▶ [EXERCISE DIRECTIONS]
Can you give all the records again without altering a single character?

________________________________________

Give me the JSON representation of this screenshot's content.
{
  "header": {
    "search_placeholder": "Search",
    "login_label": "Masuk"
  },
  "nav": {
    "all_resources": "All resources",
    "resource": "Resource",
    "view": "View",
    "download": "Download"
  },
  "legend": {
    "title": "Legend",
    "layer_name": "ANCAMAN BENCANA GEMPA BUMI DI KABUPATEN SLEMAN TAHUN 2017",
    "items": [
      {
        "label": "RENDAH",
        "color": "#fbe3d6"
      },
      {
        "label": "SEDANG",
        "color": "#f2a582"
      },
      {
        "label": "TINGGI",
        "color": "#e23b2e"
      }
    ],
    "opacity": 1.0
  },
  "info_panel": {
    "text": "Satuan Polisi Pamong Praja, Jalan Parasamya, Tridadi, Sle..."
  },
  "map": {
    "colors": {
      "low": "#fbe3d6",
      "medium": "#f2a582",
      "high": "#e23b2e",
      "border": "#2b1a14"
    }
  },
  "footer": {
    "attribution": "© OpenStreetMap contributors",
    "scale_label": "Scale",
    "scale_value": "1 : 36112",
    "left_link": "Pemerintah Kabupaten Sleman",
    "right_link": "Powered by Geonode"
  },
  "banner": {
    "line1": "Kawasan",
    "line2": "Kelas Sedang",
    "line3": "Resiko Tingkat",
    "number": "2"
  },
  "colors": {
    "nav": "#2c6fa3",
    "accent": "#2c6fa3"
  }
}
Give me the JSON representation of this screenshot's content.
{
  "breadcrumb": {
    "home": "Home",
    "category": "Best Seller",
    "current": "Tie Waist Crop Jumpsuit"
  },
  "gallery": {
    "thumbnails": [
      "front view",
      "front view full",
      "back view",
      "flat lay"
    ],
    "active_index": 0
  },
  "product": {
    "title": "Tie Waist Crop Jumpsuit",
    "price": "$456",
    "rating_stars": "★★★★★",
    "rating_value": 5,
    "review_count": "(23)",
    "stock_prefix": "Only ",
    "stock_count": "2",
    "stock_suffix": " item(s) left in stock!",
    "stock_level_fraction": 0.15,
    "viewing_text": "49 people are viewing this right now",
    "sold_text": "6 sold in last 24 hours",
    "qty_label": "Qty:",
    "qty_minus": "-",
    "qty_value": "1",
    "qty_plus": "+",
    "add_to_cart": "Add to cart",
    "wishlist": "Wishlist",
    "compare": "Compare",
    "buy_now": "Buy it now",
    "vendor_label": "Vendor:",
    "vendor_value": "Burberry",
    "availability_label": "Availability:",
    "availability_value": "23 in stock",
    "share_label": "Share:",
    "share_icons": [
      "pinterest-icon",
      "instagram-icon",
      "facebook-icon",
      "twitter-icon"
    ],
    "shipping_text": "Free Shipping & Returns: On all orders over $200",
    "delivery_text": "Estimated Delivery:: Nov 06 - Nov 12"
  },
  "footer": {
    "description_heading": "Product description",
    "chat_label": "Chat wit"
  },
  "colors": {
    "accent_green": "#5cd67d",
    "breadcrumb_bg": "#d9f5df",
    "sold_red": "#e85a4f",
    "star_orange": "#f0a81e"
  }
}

________________________________________

▶ [EXERCISE RESPONSE]
Give me the JSON representation of this screenshot's content.
{
  "header": {
    "search_placeholder": "Search",
    "login_label": "Masuk"
  },
  "nav": {
    "all_resources": "All resources",
    "resource": "Resource",
    "view": "View",
    "download": "Download"
  },
  "legend": {
    "title": "Legend",
    "layer_name": "ANCAMAN BENCANA GEMPA BUMI DI KABUPATEN SLEMAN TAHUN 2017",
    "items": [
      {
        "label": "RENDAH",
        "color": "#fbe3d6"
      },
      {
        "label": "SEDANG",
        "color": "#f2a582"
      },
      {
        "label": "TINGGI",
        "color": "#e23b2e"
      }
    ],
    "opacity": 1.0
  },
  "info_panel": {
    "text": "Satuan Polisi Pamong Praja, Jalan Parasamya, Tridadi, Sle..."
  },
  "map": {
    "colors": {
      "low": "#fbe3d6",
      "medium": "#f2a582",
      "high": "#e23b2e",
      "border": "#2b1a14"
    }
  },
  "footer": {
    "attribution": "© OpenStreetMap contributors",
    "scale_label": "Scale",
    "scale_value": "1 : 36112",
    "left_link": "Pemerintah Kabupaten Sleman",
    "right_link": "Powered by Geonode"
  },
  "banner": {
    "line1": "Kawasan",
    "line2": "Kelas Sedang",
    "line3": "Resiko Tingkat",
    "number": "2"
  },
  "colors": {
    "nav": "#2c6fa3",
    "accent": "#2c6fa3"
  }
}
Give me the JSON representation of this screenshot's content.
{
  "breadcrumb": {
    "home": "Home",
    "category": "Best Seller",
    "current": "Tie Waist Crop Jumpsuit"
  },
  "gallery": {
    "thumbnails": [
      "front view",
      "front view full",
      "back view",
      "flat lay"
    ],
    "active_index": 0
  },
  "product": {
    "title": "Tie Waist Crop Jumpsuit",
    "price": "$456",
    "rating_stars": "★★★★★",
    "rating_value": 5,
    "review_count": "(23)",
    "stock_prefix": "Only ",
    "stock_count": "2",
    "stock_suffix": " item(s) left in stock!",
    "stock_level_fraction": 0.15,
    "viewing_text": "49 people are viewing this right now",
    "sold_text": "6 sold in last 24 hours",
    "qty_label": "Qty:",
    "qty_minus": "-",
    "qty_value": "1",
    "qty_plus": "+",
    "add_to_cart": "Add to cart",
    "wishlist": "Wishlist",
    "compare": "Compare",
    "buy_now": "Buy it now",
    "vendor_label": "Vendor:",
    "vendor_value": "Burberry",
    "availability_label": "Availability:",
    "availability_value": "23 in stock",
    "share_label": "Share:",
    "share_icons": [
      "pinterest-icon",
      "instagram-icon",
      "facebook-icon",
      "twitter-icon"
    ],
    "shipping_text": "Free Shipping & Returns: On all orders over $200",
    "delivery_text": "Estimated Delivery:: Nov 06 - Nov 12"
  },
  "footer": {
    "description_heading": "Product description",
    "chat_label": "Chat wit"
  },
  "colors": {
    "accent_green": "#5cd67d",
    "breadcrumb_bg": "#d9f5df",
    "sold_red": "#e85a4f",
    "star_orange": "#f0a81e"
  }
}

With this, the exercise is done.